** Your goal **
What lines in the records below mention "Travel"? List them all.

START Record excerpts

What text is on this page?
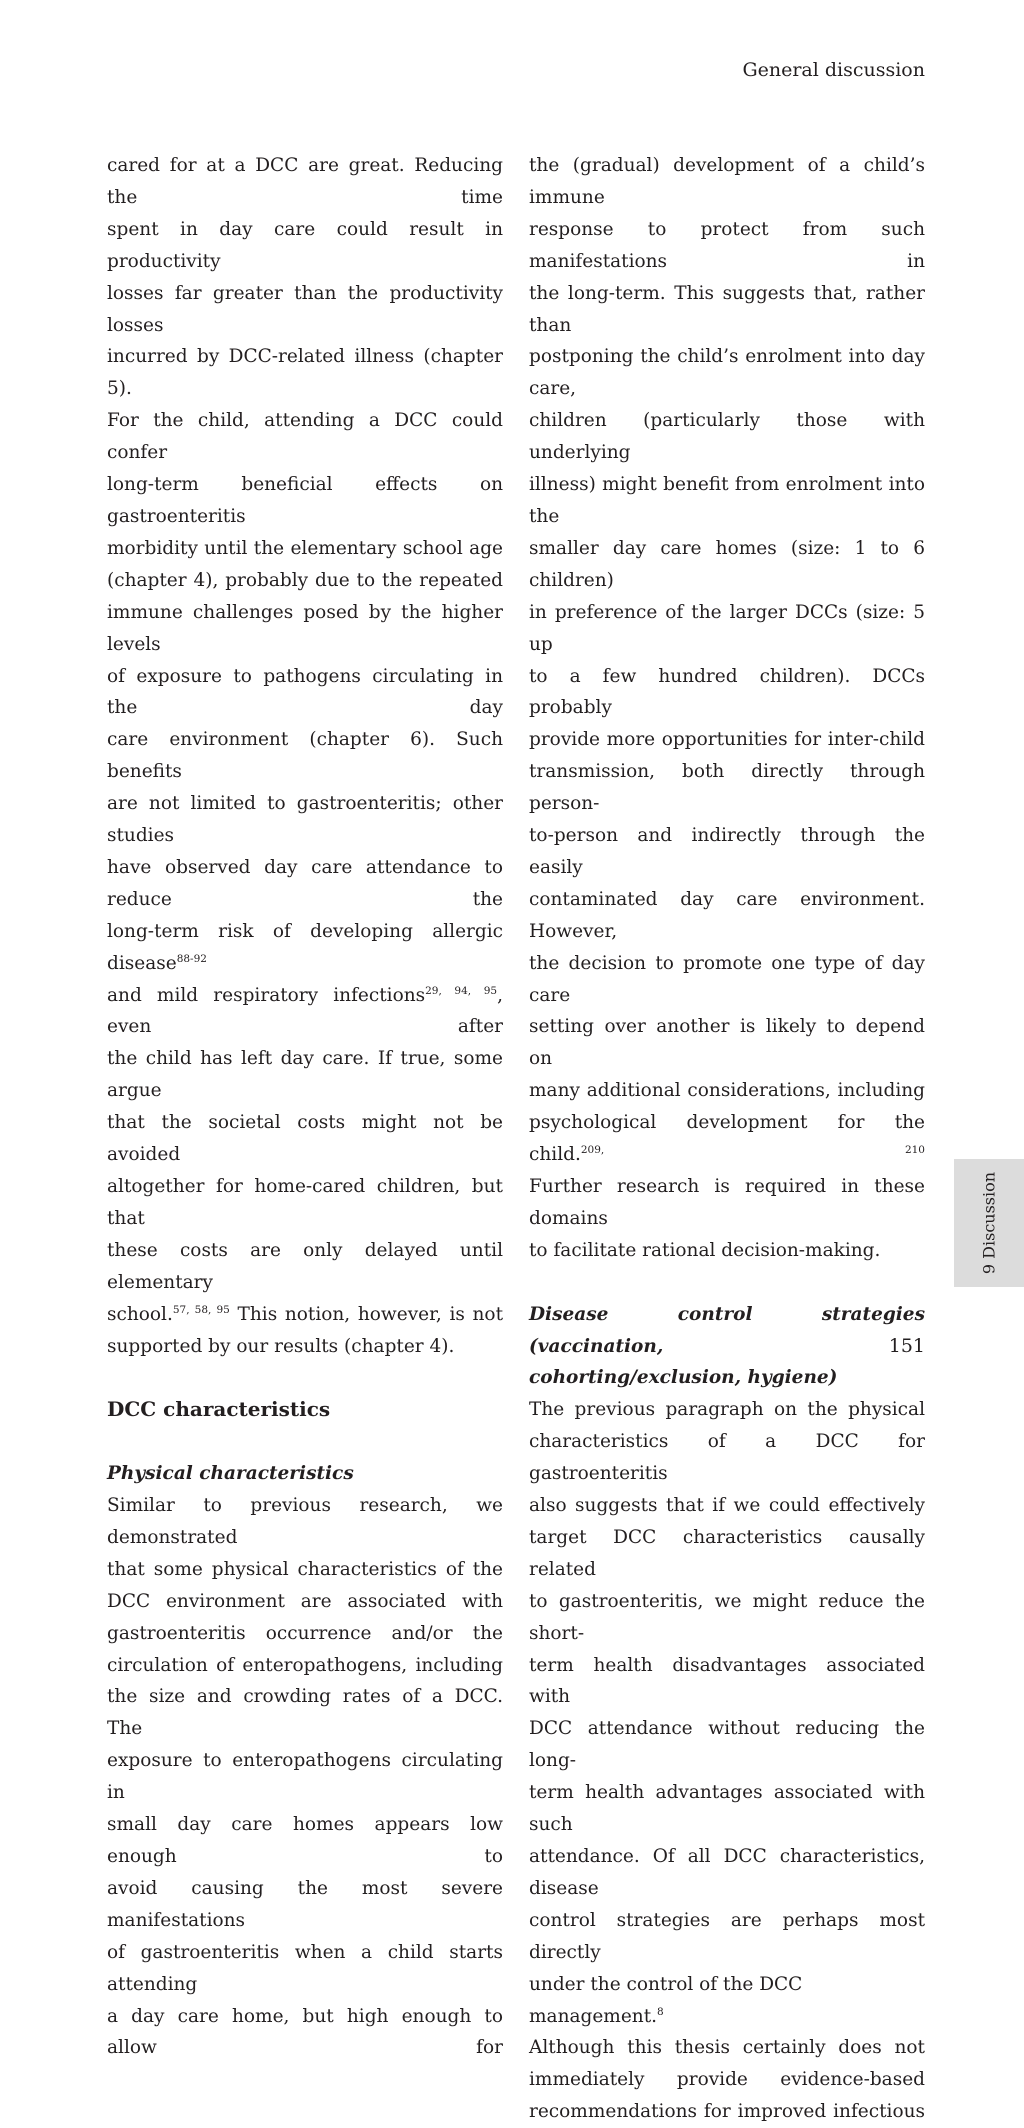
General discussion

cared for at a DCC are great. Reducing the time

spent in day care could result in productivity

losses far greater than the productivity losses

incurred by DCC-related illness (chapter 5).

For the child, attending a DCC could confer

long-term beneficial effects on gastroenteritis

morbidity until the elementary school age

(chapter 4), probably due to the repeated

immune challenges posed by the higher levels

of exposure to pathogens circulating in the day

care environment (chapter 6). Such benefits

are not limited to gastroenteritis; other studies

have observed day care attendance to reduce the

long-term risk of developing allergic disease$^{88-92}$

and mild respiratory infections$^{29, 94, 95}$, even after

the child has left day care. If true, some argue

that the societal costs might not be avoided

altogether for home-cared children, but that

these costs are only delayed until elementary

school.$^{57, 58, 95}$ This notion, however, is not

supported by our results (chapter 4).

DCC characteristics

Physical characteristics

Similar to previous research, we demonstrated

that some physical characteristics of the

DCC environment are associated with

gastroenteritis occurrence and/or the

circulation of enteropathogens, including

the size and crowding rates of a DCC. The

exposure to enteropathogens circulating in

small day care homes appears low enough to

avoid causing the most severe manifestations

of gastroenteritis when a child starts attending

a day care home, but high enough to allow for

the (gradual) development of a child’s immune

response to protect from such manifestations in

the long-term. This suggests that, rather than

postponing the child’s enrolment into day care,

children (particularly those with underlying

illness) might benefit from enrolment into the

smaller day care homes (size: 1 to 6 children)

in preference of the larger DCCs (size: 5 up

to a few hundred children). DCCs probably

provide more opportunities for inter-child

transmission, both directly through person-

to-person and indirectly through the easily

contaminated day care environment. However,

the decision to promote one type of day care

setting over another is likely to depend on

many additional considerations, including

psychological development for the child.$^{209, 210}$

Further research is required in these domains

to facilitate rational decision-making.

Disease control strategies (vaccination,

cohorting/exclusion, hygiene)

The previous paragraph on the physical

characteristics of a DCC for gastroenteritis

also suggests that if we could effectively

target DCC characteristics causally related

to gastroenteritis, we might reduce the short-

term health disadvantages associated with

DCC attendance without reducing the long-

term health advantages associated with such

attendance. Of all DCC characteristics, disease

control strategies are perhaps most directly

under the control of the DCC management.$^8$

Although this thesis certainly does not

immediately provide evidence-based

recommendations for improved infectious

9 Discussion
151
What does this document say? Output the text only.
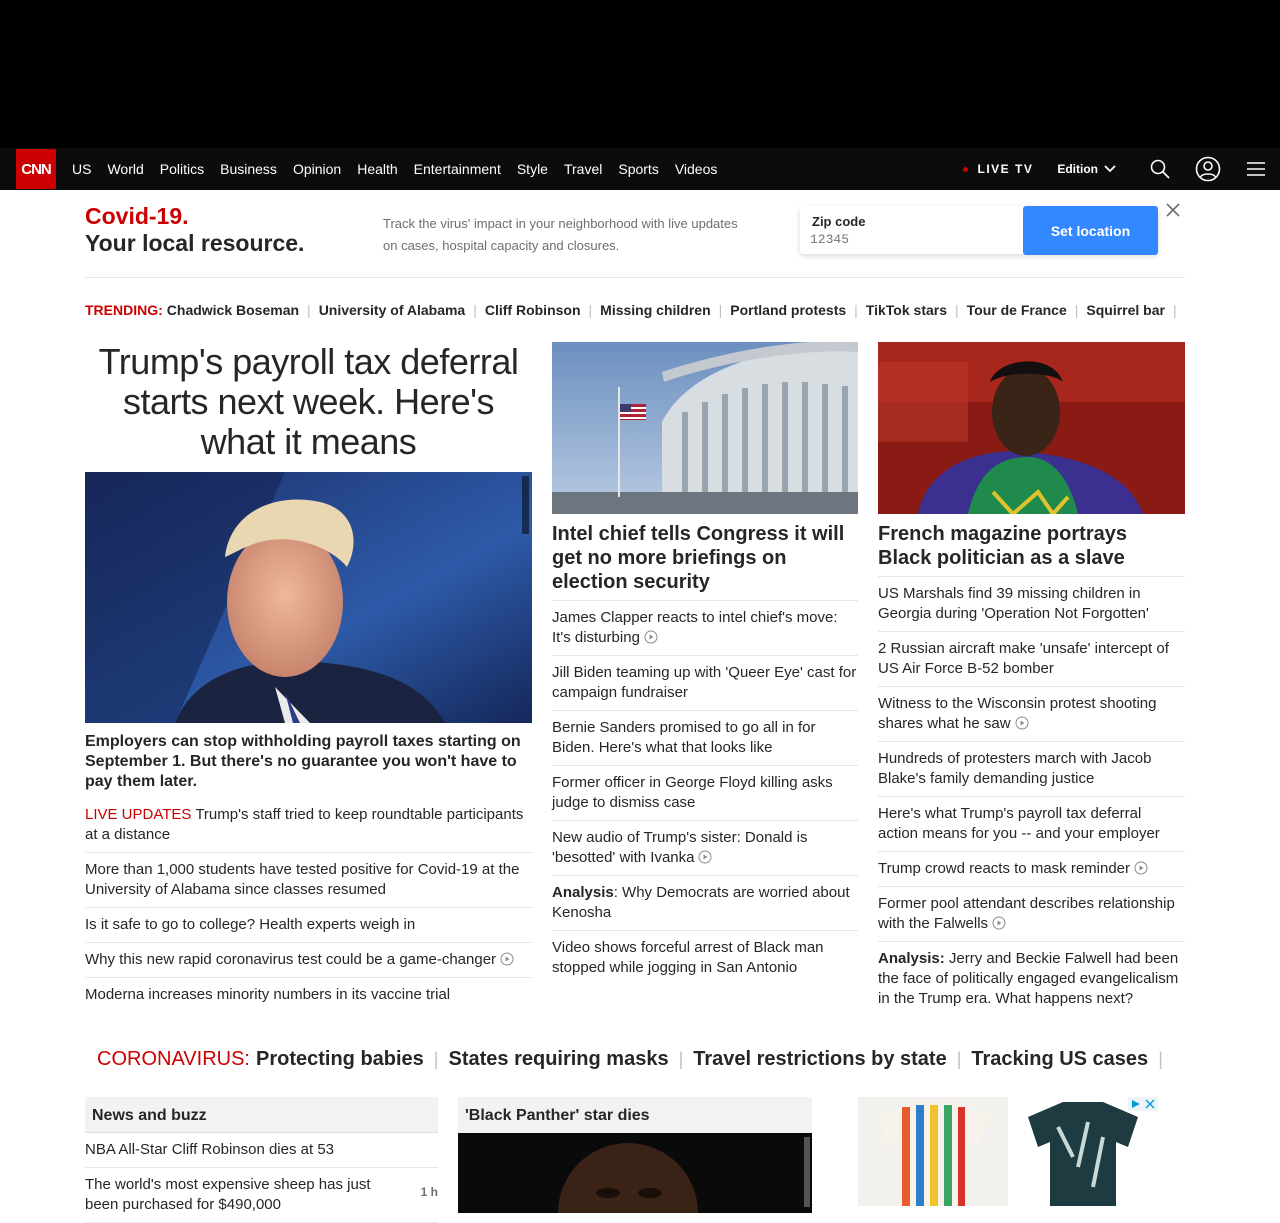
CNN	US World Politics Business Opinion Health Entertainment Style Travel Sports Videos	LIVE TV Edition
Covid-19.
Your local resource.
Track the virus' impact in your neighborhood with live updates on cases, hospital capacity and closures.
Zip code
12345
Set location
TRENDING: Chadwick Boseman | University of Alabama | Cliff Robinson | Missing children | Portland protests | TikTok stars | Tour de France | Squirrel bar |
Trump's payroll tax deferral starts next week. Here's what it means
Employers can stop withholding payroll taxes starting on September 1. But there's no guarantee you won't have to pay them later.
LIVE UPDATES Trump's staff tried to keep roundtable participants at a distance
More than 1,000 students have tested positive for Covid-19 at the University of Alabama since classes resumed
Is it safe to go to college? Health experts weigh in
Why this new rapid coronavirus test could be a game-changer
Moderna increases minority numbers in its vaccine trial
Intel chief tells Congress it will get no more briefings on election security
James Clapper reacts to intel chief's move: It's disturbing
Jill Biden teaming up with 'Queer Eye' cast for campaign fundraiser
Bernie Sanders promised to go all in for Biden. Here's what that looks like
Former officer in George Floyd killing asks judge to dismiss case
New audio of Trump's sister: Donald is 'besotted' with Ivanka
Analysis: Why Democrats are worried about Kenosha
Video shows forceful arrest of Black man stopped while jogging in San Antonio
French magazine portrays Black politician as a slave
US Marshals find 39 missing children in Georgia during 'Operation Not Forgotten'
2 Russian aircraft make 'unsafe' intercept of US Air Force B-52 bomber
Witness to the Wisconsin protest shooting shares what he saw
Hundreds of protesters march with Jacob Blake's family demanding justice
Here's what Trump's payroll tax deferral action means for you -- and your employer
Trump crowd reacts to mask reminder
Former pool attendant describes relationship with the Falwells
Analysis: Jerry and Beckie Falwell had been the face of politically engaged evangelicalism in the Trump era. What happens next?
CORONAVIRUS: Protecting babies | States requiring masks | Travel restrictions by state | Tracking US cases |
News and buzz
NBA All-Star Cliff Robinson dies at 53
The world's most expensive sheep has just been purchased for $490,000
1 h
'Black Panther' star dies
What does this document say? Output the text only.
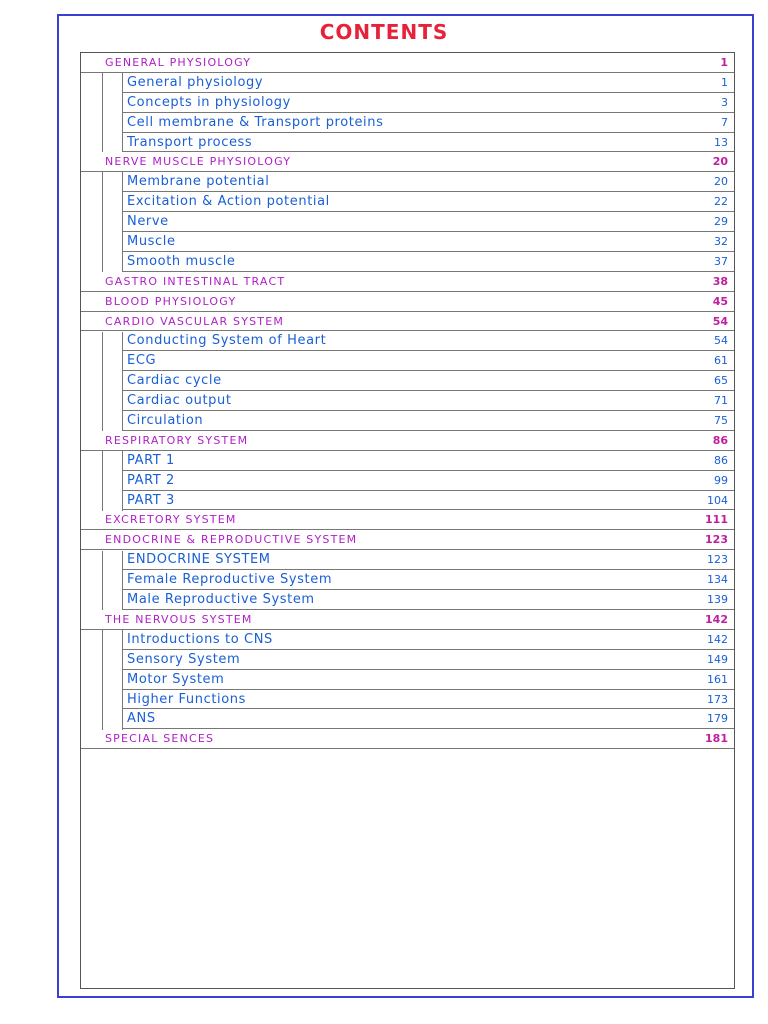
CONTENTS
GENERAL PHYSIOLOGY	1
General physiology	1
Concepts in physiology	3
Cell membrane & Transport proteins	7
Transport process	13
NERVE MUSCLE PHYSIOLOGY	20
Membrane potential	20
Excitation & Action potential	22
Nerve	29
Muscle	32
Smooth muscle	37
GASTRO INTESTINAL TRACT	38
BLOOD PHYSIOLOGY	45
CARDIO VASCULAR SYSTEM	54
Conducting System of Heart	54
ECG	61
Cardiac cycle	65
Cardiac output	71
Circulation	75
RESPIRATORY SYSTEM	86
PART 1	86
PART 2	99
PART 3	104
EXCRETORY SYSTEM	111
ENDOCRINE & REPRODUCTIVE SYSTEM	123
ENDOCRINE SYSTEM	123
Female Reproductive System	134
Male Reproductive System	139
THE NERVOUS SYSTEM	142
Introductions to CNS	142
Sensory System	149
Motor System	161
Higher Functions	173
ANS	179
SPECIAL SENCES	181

END Record excerpts

** Task solution **
CNN	US World Politics Business Opinion Health Entertainment Style Travel Sports Videos	LIVE TV Edition
CORONAVIRUS: Protecting babies | States requiring masks | Travel restrictions by state | Tracking US cases |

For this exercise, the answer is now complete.